### Task statement
Find the lines in these entries that include the word "可以解除合同" and state how many there are, with no other words.

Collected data

Begin

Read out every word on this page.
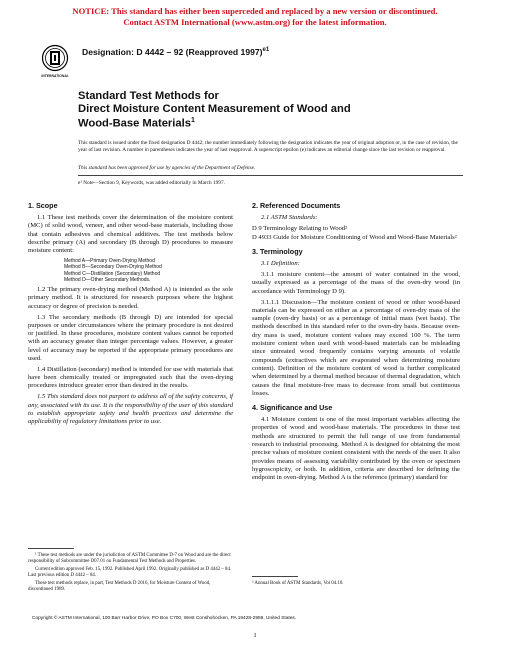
NOTICE: This standard has either been superceded and replaced by a new version or discontinued.
Contact ASTM International (www.astm.org) for the latest information.
INTERNATIONAL
Designation: D 4442 – 92 (Reapproved 1997)$^{e1}$
Standard Test Methods for
Direct Moisture Content Measurement of Wood and
Wood-Base Materials$^1$
This standard is issued under the fixed designation D 4442; the number immediately following the designation indicates the year of original adoption or, in the case of revision, the year of last revision. A number in parentheses indicates the year of last reapproval. A superscript epsilon (e) indicates an editorial change since the last revision or reapproval.
This standard has been approved for use by agencies of the Department of Defense.
e¹ Note—Section 9, Keywords, was added editorially in March 1997.
1. Scope

1.1 These test methods cover the determination of the moisture content (MC) of solid wood, veneer, and other wood-base materials, including those that contain adhesives and chemical additives. The test methods below describe primary (A) and secondary (B through D) procedures to measure moisture content:

Method A—Primary Oven-Drying Method
Method B—Secondary Oven-Drying Method
Method C—Distillation (Secondary) Method
Method D—Other Secondary Methods.

1.2 The primary oven-drying method (Method A) is intended as the sole primary method. It is structured for research purposes where the highest accuracy or degree of precision is needed.

1.3 The secondary methods (B through D) are intended for special purposes or under circumstances where the primary procedure is not desired or justified. In these procedures, moisture content values cannot be reported with an accuracy greater than integer percentage values. However, a greater level of accuracy may be reported if the appropriate primary procedures are used.

1.4 Distillation (secondary) method is intended for use with materials that have been chemically treated or impregnated such that the oven-drying procedures introduce greater error than desired in the results.

1.5 This standard does not purport to address all of the safety concerns, if any, associated with its use. It is the responsibility of the user of this standard to establish appropriate safety and health practices and determine the applicability of regulatory limitations prior to use.

2. Referenced Documents

2.1 ASTM Standards:

D 9 Terminology Relating to Wood²
D 4933 Guide for Moisture Conditioning of Wood and Wood-Base Materials²
3. Terminology

3.1 Definition:

3.1.1 moisture content—the amount of water contained in the wood, usually expressed as a percentage of the mass of the oven-dry wood (in accordance with Terminology D 9).

3.1.1.1 Discussion—The moisture content of wood or other wood-based materials can be expressed on either as a percentage of oven-dry mass of the sample (oven-dry basis) or as a percentage of initial mass (wet basis). The methods described in this standard refer to the oven-dry basis. Because oven-dry mass is used, moisture content values may exceed 100 %. The term moisture content when used with wood-based materials can be misleading since untreated wood frequently contains varying amounts of volatile compounds (extractives which are evaporated when determining moisture content). Definition of the moisture content of wood is further complicated when determined by a thermal method because of thermal degradation, which causes the final moisture-free mass to decrease from small but continuous losses.

4. Significance and Use

4.1 Moisture content is one of the most important variables affecting the properties of wood and wood-base materials. The procedures in these test methods are structured to permit the full range of use from fundamental research to industrial processing. Method A is designed for obtaining the most precise values of moisture content consistent with the needs of the user. It also provides means of assessing variability contributed by the oven or specimen hygroscopicity, or both. In addition, criteria are described for defining the endpoint in oven-drying. Method A is the reference (primary) standard for

¹ These test methods are under the jurisdiction of ASTM Committee D-7 on Wood and are the direct responsibility of Subcommittee D07.01 on Fundamental Test Methods and Properties.

Current edition approved Feb. 15, 1992. Published April 1992. Originally published as D 4442 – 84. Last previous edition D 4442 – 84.

These test methods replace, in part, Test Methods D 2016, for Moisture Content of Wood, discontinued 1989.

² Annual Book of ASTM Standards, Vol 04.10.
Copyright © ASTM International, 100 Barr Harbor Drive, PO Box C700, West Conshohocken, PA 19428-2959, United States.
1
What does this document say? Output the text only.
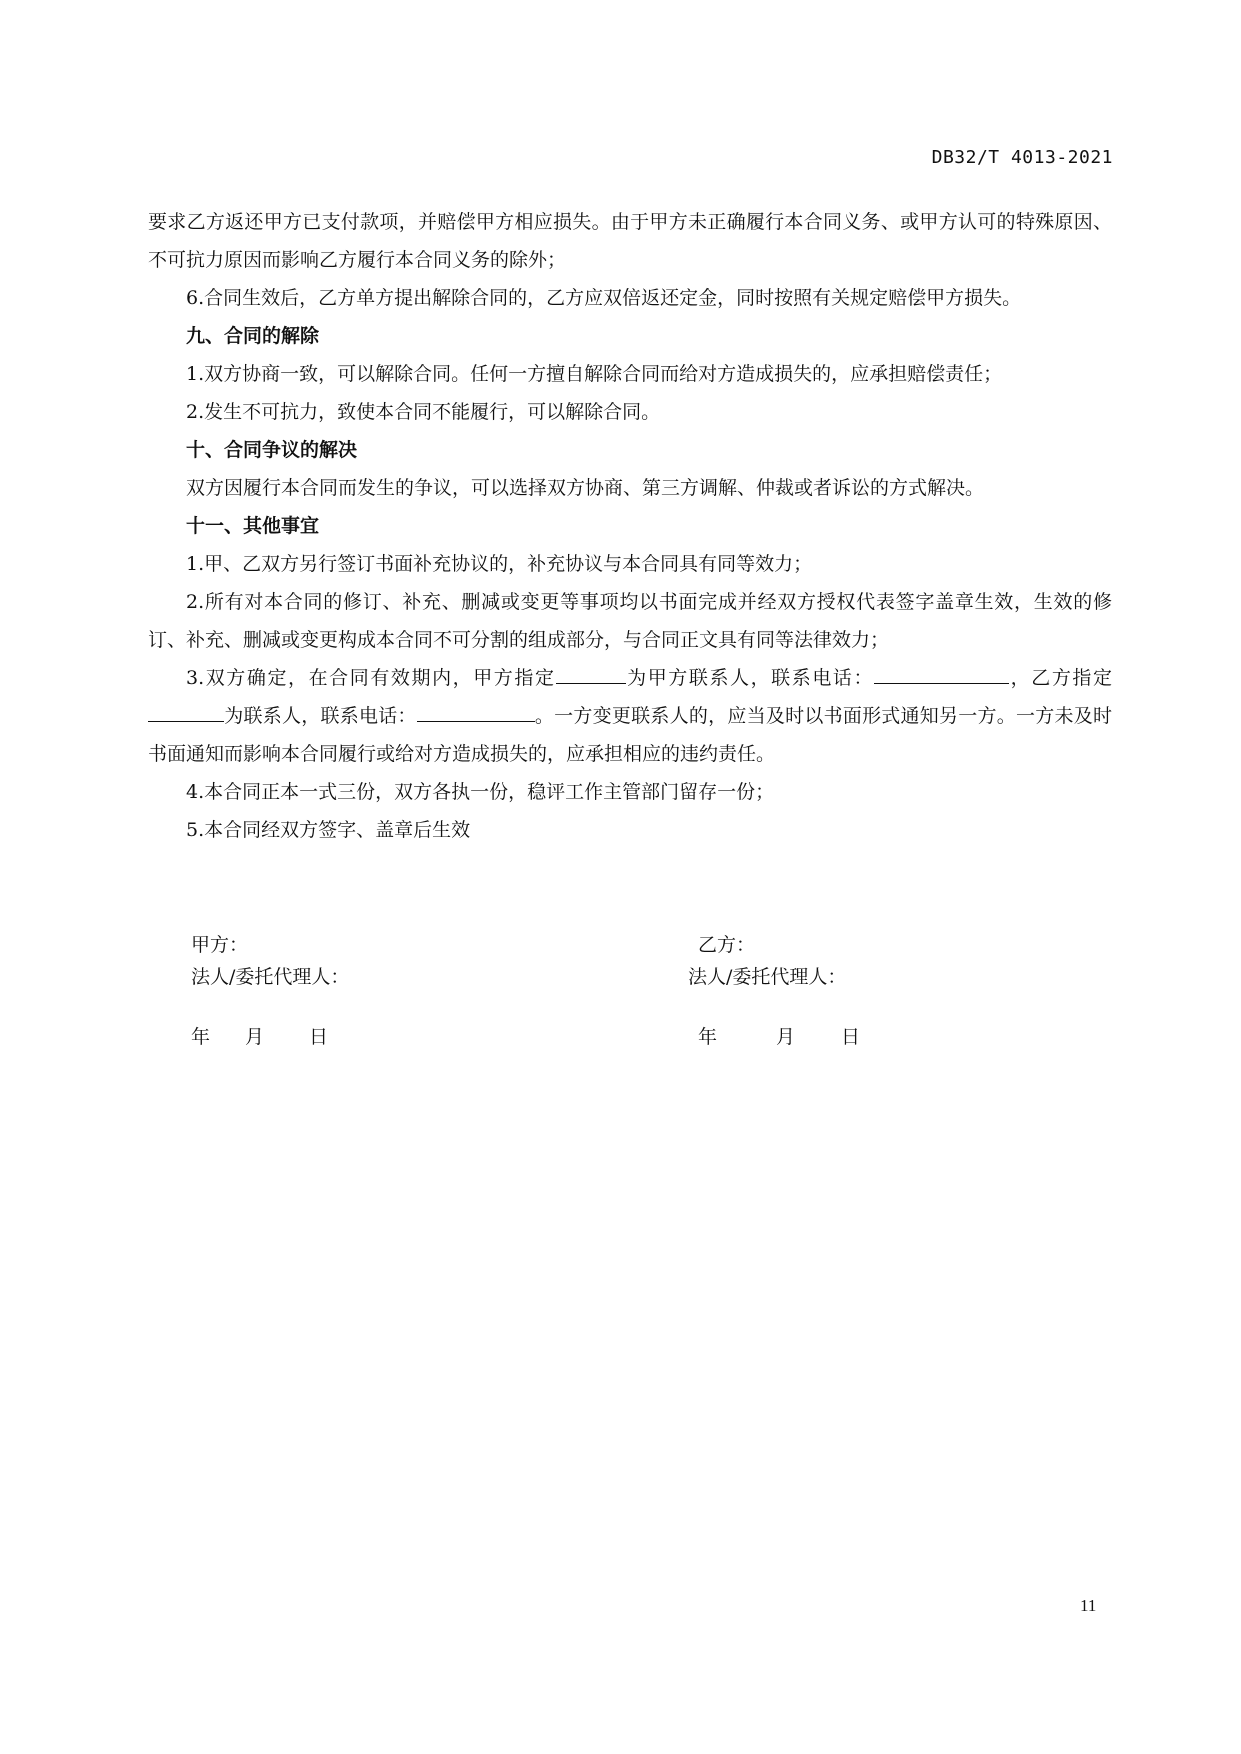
DB32/T 4013-2021

要求乙方返还甲方已支付款项，并赔偿甲方相应损失。由于甲方未正确履行本合同义务、或甲方认可的特殊原因、不可抗力原因而影响乙方履行本合同义务的除外；

6.合同生效后，乙方单方提出解除合同的，乙方应双倍返还定金，同时按照有关规定赔偿甲方损失。

九、合同的解除

1.双方协商一致，可以解除合同。任何一方擅自解除合同而给对方造成损失的，应承担赔偿责任；

2.发生不可抗力，致使本合同不能履行，可以解除合同。

十、合同争议的解决

双方因履行本合同而发生的争议，可以选择双方协商、第三方调解、仲裁或者诉讼的方式解决。

十一、其他事宜

1.甲、乙双方另行签订书面补充协议的，补充协议与本合同具有同等效力；

2.所有对本合同的修订、补充、删减或变更等事项均以书面完成并经双方授权代表签字盖章生效，生效的修订、补充、删减或变更构成本合同不可分割的组成部分，与合同正文具有同等法律效力；

3.双方确定，在合同有效期内，甲方指定	为甲方联系人，联系电话：	，乙方指定为联系人，联系电话：	。一方变更联系人的，应当及时以书面形式通知另一方。一方未及时书面通知而影响本合同履行或给对方造成损失的，应承担相应的违约责任。

4.本合同正本一式三份，双方各执一份，稳评工作主管部门留存一份；

5.本合同经双方签字、盖章后生效

甲方：
法人/委托代理人：
年 月 日
乙方：
法人/委托代理人：
年	月 日
11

End

### Answer to this exercise
2